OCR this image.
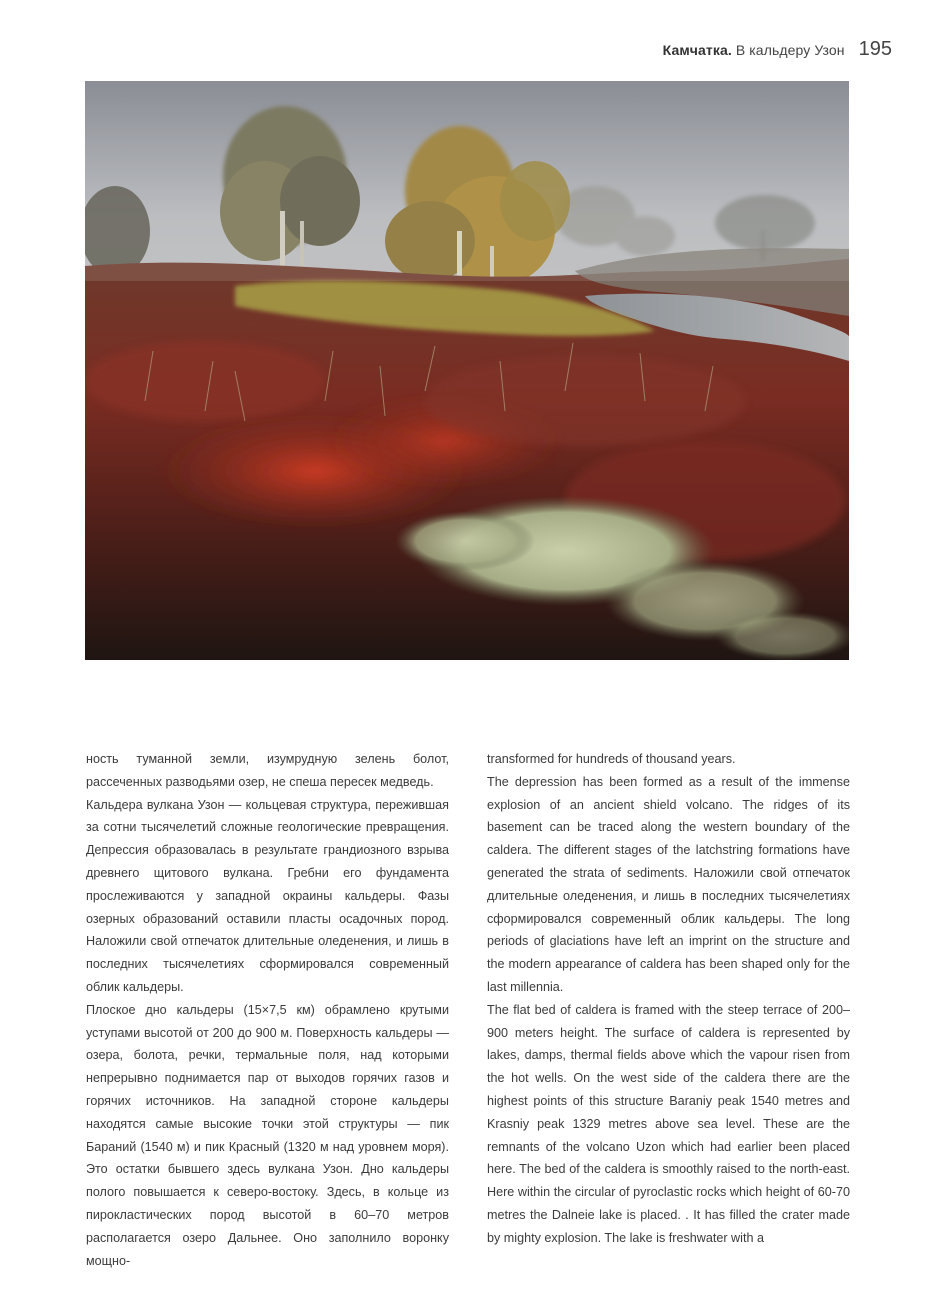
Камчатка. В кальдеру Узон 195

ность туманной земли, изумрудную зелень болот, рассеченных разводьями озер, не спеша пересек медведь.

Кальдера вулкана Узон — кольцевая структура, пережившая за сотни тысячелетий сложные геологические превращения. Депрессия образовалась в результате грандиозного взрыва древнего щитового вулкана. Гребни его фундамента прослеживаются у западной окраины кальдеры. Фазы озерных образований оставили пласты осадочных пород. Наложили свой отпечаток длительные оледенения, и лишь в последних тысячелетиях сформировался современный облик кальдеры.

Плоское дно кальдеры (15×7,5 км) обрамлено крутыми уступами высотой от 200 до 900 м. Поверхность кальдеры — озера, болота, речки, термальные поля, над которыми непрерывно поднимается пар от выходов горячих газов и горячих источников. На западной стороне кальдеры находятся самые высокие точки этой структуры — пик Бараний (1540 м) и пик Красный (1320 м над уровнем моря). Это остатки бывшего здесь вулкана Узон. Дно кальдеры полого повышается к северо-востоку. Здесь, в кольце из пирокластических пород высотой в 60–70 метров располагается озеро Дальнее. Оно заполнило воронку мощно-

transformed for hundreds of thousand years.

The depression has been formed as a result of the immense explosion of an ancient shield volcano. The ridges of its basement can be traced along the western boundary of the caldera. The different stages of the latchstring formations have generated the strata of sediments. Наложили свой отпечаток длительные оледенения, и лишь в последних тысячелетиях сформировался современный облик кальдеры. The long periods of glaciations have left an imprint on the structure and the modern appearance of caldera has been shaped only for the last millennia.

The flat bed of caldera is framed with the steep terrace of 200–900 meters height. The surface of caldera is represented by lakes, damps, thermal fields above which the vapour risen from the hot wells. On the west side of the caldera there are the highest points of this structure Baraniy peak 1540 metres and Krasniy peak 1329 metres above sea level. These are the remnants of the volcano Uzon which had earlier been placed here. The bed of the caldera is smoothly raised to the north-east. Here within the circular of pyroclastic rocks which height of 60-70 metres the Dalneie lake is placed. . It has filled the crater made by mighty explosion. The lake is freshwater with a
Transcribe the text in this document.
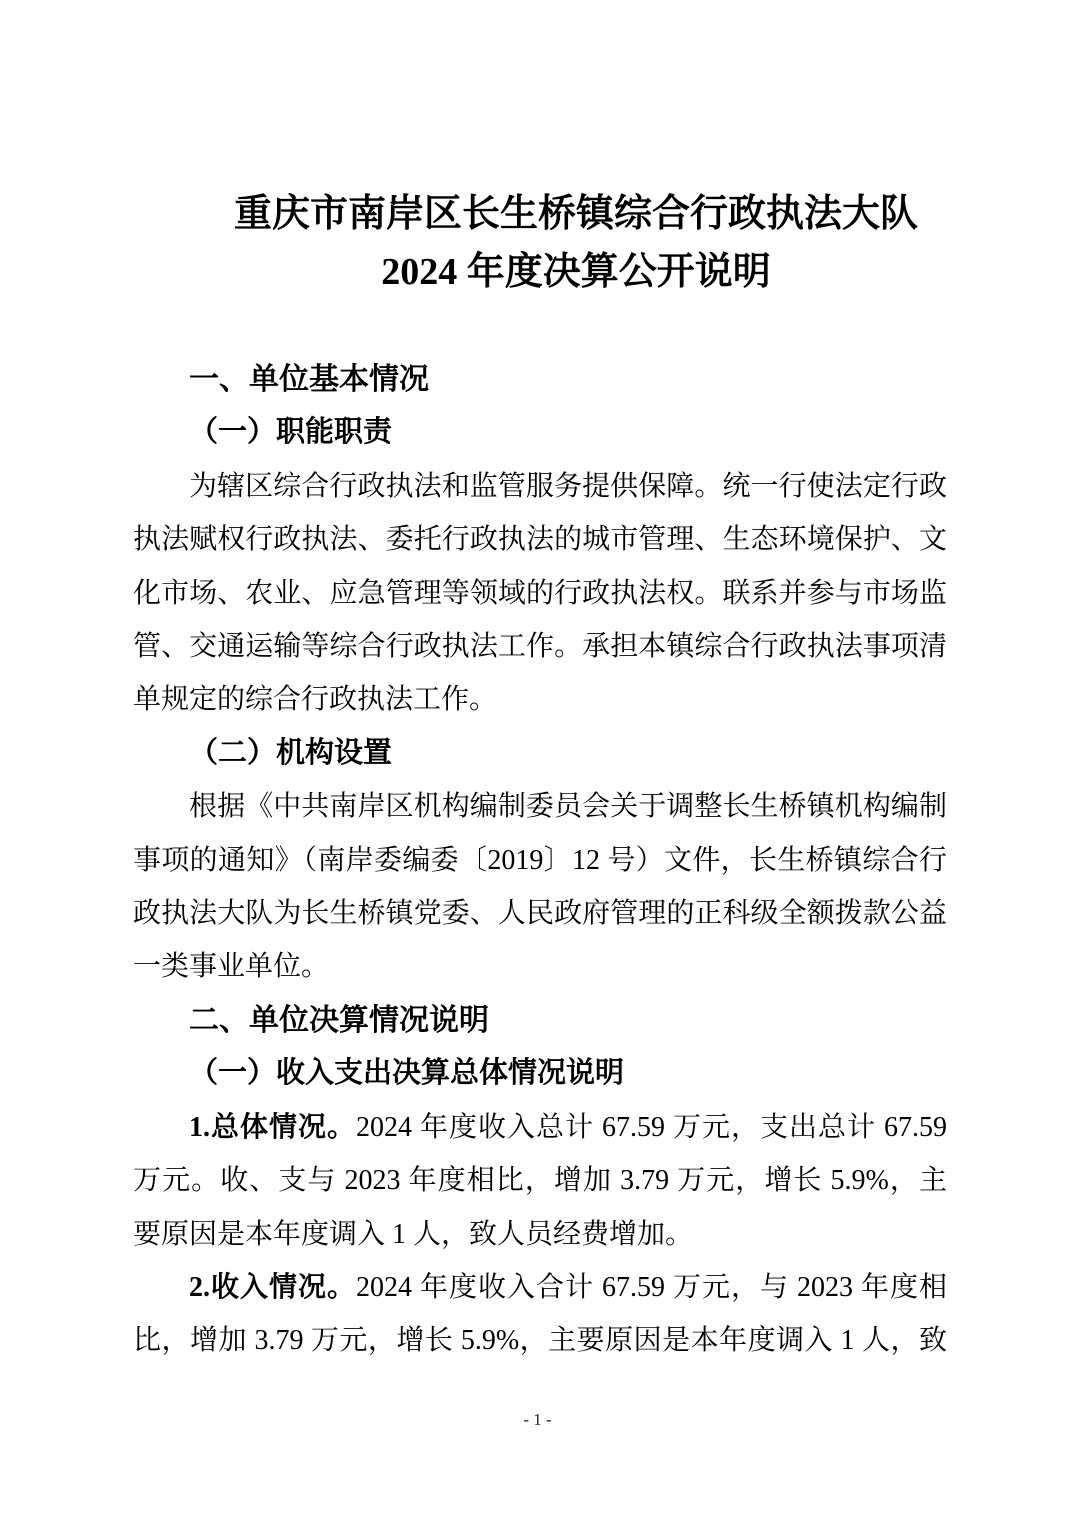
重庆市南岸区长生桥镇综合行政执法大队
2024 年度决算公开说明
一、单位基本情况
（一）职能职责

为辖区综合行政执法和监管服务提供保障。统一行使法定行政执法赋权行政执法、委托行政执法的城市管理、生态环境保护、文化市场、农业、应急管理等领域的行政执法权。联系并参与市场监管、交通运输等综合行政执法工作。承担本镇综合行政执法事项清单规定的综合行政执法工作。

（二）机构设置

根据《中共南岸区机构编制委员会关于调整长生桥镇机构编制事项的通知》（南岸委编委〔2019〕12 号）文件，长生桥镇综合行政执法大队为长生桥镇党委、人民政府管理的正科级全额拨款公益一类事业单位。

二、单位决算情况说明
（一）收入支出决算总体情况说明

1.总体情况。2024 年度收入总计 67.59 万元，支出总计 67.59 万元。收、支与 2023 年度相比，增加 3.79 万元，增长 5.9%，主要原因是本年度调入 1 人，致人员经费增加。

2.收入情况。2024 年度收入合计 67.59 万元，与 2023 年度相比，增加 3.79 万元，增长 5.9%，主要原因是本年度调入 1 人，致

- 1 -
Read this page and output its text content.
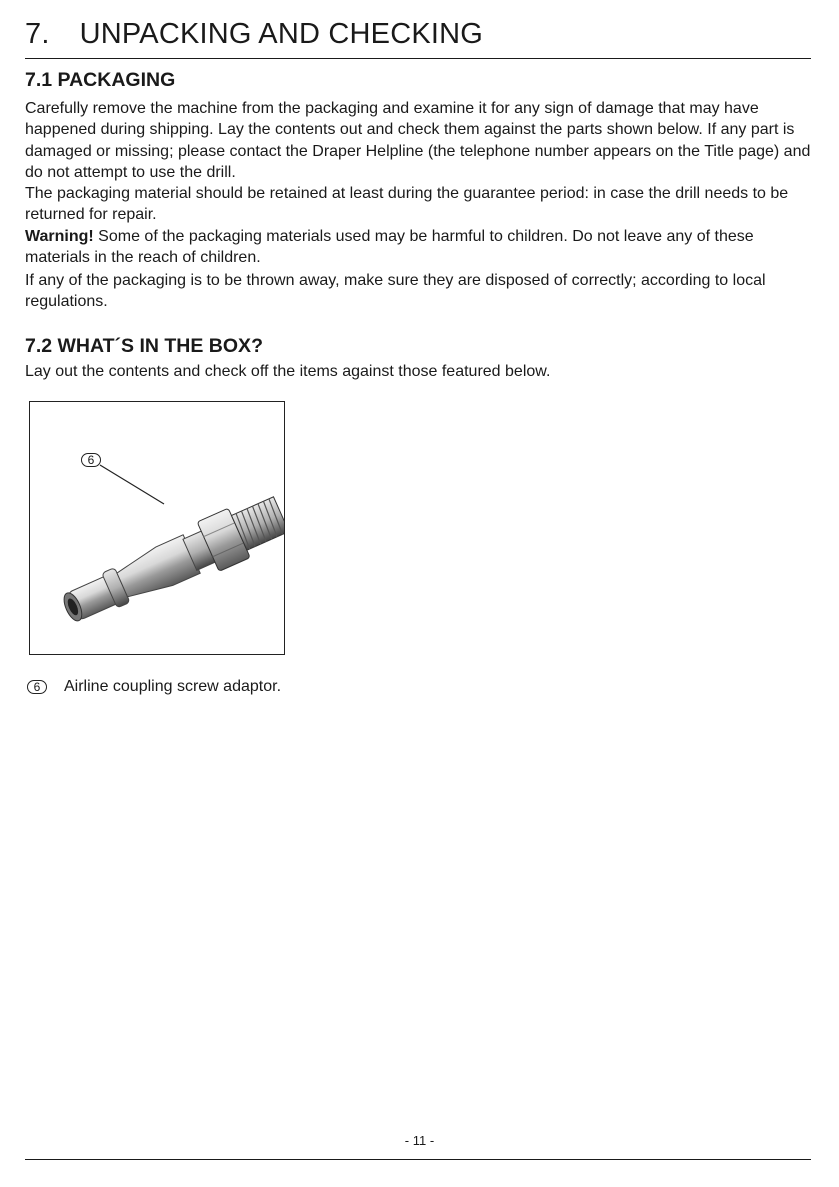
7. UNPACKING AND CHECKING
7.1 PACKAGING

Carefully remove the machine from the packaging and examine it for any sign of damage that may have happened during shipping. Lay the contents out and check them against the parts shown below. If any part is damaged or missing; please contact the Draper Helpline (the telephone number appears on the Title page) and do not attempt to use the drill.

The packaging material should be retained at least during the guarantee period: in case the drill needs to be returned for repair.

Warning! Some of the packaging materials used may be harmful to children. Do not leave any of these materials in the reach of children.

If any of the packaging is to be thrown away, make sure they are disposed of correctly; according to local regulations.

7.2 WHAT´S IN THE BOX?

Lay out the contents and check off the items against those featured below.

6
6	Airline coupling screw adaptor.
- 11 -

--------

> **REQUIRED WORK**
Output all of the entries verbatim, leaving out any images.

> **EXPECTED ANSWER**
OCR this image.
Камчатка. В кальдеру Узон 195

ность туманной земли, изумрудную зелень болот, рассеченных разводьями озер, не спеша пересек медведь.

Кальдера вулкана Узон — кольцевая структура, пережившая за сотни тысячелетий сложные геологические превращения. Депрессия образовалась в результате грандиозного взрыва древнего щитового вулкана. Гребни его фундамента прослеживаются у западной окраины кальдеры. Фазы озерных образований оставили пласты осадочных пород. Наложили свой отпечаток длительные оледенения, и лишь в последних тысячелетиях сформировался современный облик кальдеры.

Плоское дно кальдеры (15×7,5 км) обрамлено крутыми уступами высотой от 200 до 900 м. Поверхность кальдеры — озера, болота, речки, термальные поля, над которыми непрерывно поднимается пар от выходов горячих газов и горячих источников. На западной стороне кальдеры находятся самые высокие точки этой структуры — пик Бараний (1540 м) и пик Красный (1320 м над уровнем моря). Это остатки бывшего здесь вулкана Узон. Дно кальдеры полого повышается к северо-востоку. Здесь, в кольце из пирокластических пород высотой в 60–70 метров располагается озеро Дальнее. Оно заполнило воронку мощно-

transformed for hundreds of thousand years.

The depression has been formed as a result of the immense explosion of an ancient shield volcano. The ridges of its basement can be traced along the western boundary of the caldera. The different stages of the latchstring formations have generated the strata of sediments. Наложили свой отпечаток длительные оледенения, и лишь в последних тысячелетиях сформировался современный облик кальдеры. The long periods of glaciations have left an imprint on the structure and the modern appearance of caldera has been shaped only for the last millennia.

The flat bed of caldera is framed with the steep terrace of 200–900 meters height. The surface of caldera is represented by lakes, damps, thermal fields above which the vapour risen from the hot wells. On the west side of the caldera there are the highest points of this structure Baraniy peak 1540 metres and Krasniy peak 1329 metres above sea level. These are the remnants of the volcano Uzon which had earlier been placed here. The bed of the caldera is smoothly raised to the north-east. Here within the circular of pyroclastic rocks which height of 60-70 metres the Dalneie lake is placed. . It has filled the crater made by mighty explosion. The lake is freshwater with a
Transcribe the text in this document.
重庆市南岸区长生桥镇综合行政执法大队
2024 年度决算公开说明
一、单位基本情况
（一）职能职责

为辖区综合行政执法和监管服务提供保障。统一行使法定行政执法赋权行政执法、委托行政执法的城市管理、生态环境保护、文化市场、农业、应急管理等领域的行政执法权。联系并参与市场监管、交通运输等综合行政执法工作。承担本镇综合行政执法事项清单规定的综合行政执法工作。

（二）机构设置

根据《中共南岸区机构编制委员会关于调整长生桥镇机构编制事项的通知》（南岸委编委〔2019〕12 号）文件，长生桥镇综合行政执法大队为长生桥镇党委、人民政府管理的正科级全额拨款公益一类事业单位。

二、单位决算情况说明
（一）收入支出决算总体情况说明

1.总体情况。2024 年度收入总计 67.59 万元，支出总计 67.59 万元。收、支与 2023 年度相比，增加 3.79 万元，增长 5.9%，主要原因是本年度调入 1 人，致人员经费增加。

2.收入情况。2024 年度收入合计 67.59 万元，与 2023 年度相比，增加 3.79 万元，增长 5.9%，主要原因是本年度调入 1 人，致

- 1 -
Read this page and output its text content.
7. UNPACKING AND CHECKING
7.1 PACKAGING

Carefully remove the machine from the packaging and examine it for any sign of damage that may have happened during shipping. Lay the contents out and check them against the parts shown below. If any part is damaged or missing; please contact the Draper Helpline (the telephone number appears on the Title page) and do not attempt to use the drill.

The packaging material should be retained at least during the guarantee period: in case the drill needs to be returned for repair.

Warning! Some of the packaging materials used may be harmful to children. Do not leave any of these materials in the reach of children.

If any of the packaging is to be thrown away, make sure they are disposed of correctly; according to local regulations.

7.2 WHAT´S IN THE BOX?

Lay out the contents and check off the items against those featured below.

6
6	Airline coupling screw adaptor.
- 11 -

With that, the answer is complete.